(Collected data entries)
╭──

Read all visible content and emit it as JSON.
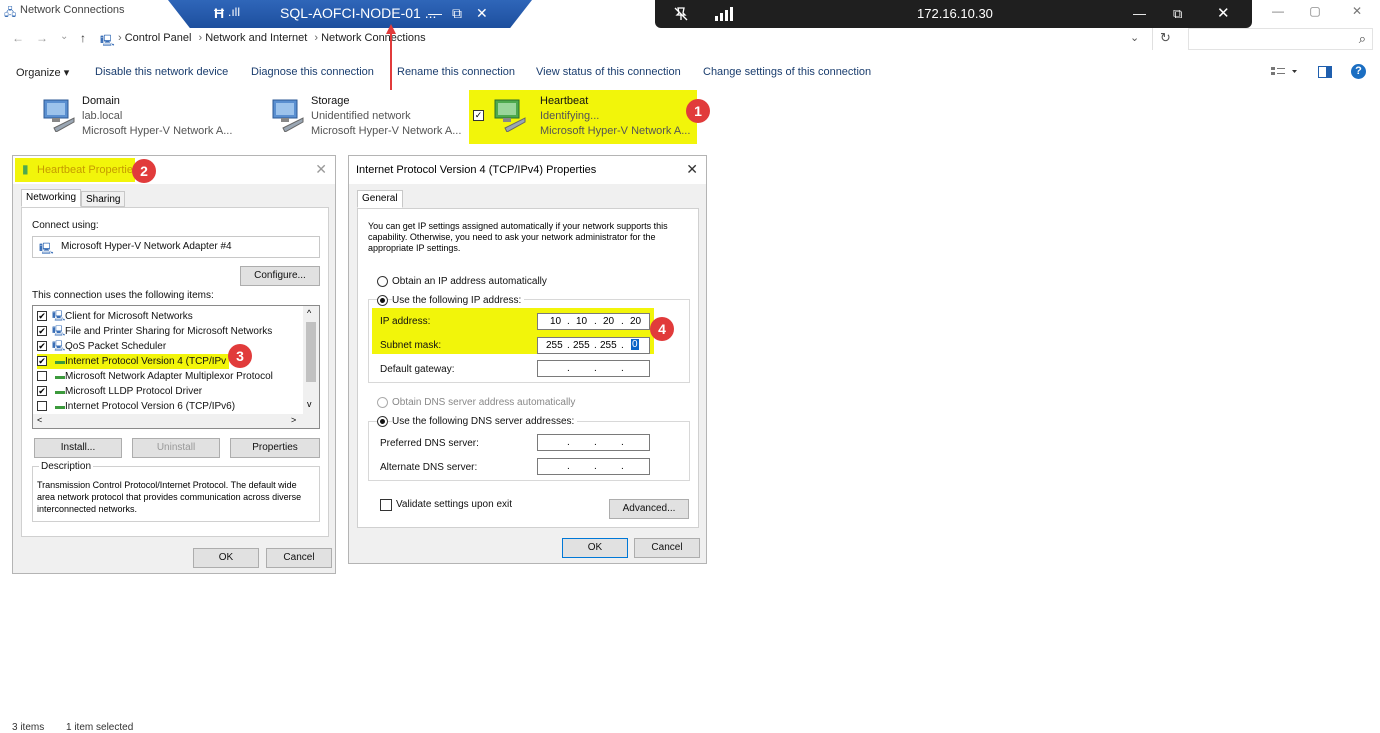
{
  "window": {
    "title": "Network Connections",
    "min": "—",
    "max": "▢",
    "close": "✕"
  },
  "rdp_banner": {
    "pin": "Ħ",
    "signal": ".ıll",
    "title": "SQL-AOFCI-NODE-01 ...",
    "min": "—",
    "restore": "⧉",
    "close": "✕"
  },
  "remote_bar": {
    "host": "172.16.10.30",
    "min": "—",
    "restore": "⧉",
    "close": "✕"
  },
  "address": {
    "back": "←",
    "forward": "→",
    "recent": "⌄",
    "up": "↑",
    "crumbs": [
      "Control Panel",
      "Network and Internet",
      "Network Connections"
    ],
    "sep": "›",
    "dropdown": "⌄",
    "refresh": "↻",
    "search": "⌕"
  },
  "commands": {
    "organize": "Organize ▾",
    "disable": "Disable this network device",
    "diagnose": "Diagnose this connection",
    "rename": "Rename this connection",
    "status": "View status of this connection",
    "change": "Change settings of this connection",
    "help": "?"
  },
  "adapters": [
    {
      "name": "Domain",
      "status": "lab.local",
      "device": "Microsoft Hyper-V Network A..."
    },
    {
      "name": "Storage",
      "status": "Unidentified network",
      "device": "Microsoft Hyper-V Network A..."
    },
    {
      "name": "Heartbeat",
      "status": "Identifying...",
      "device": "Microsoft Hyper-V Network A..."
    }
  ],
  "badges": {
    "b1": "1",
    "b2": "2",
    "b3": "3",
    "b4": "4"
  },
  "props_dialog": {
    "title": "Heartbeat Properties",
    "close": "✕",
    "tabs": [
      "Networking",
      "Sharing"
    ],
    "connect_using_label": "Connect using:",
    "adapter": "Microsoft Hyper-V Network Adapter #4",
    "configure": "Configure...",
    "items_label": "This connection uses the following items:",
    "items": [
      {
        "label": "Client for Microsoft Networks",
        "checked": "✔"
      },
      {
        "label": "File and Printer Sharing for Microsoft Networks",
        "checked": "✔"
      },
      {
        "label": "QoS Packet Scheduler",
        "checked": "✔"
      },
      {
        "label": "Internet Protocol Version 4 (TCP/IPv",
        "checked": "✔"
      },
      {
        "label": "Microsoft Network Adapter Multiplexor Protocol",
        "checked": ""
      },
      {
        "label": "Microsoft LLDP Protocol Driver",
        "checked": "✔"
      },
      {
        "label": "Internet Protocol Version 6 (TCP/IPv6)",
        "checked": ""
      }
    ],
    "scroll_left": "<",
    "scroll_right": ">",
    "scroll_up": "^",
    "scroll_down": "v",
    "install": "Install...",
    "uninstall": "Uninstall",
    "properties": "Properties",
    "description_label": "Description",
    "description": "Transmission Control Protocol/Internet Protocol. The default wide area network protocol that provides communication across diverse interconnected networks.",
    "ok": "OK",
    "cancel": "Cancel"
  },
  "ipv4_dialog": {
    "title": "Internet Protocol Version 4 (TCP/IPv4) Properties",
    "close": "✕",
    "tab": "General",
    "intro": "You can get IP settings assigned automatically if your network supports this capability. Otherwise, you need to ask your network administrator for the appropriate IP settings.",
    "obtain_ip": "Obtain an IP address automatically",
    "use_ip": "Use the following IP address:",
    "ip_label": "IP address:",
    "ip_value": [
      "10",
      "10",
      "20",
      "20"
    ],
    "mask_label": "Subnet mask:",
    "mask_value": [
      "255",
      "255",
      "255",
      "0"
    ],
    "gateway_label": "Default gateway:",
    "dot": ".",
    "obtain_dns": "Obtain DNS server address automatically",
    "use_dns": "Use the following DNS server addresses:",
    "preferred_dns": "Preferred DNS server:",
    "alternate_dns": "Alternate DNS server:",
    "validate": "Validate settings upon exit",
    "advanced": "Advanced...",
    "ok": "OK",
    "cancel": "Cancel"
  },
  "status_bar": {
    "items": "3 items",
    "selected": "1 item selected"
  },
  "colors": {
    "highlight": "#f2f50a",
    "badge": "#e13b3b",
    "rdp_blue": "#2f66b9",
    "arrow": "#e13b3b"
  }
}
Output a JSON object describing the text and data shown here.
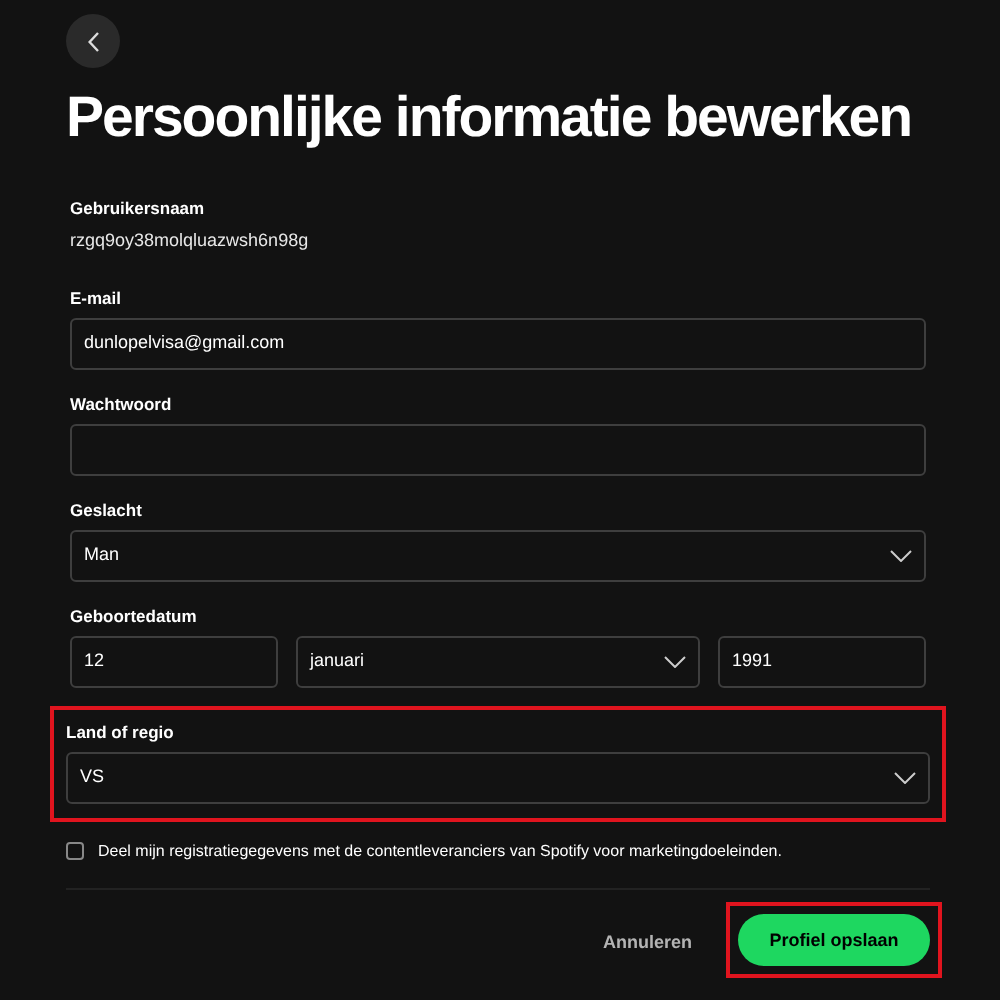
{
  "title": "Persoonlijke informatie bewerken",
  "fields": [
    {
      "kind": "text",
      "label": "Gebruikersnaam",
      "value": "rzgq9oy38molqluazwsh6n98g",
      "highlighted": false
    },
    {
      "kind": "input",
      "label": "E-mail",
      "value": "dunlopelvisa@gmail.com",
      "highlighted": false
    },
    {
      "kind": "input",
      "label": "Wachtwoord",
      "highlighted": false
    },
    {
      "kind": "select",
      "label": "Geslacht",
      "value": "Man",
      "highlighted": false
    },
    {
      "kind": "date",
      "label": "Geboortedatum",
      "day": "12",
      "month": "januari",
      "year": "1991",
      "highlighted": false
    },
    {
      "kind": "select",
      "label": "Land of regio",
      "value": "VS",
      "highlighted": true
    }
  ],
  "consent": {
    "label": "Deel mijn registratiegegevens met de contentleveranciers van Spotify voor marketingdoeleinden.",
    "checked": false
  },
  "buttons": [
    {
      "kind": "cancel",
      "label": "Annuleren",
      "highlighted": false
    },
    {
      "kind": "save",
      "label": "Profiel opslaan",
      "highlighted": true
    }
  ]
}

╰──

## STATED EXERCISE
Filter the data for the string "Heartbeat" and copy every line that has it.

## WRITTEN SOLUTION
      "name": "Heartbeat",
    "title": "Heartbeat Properties",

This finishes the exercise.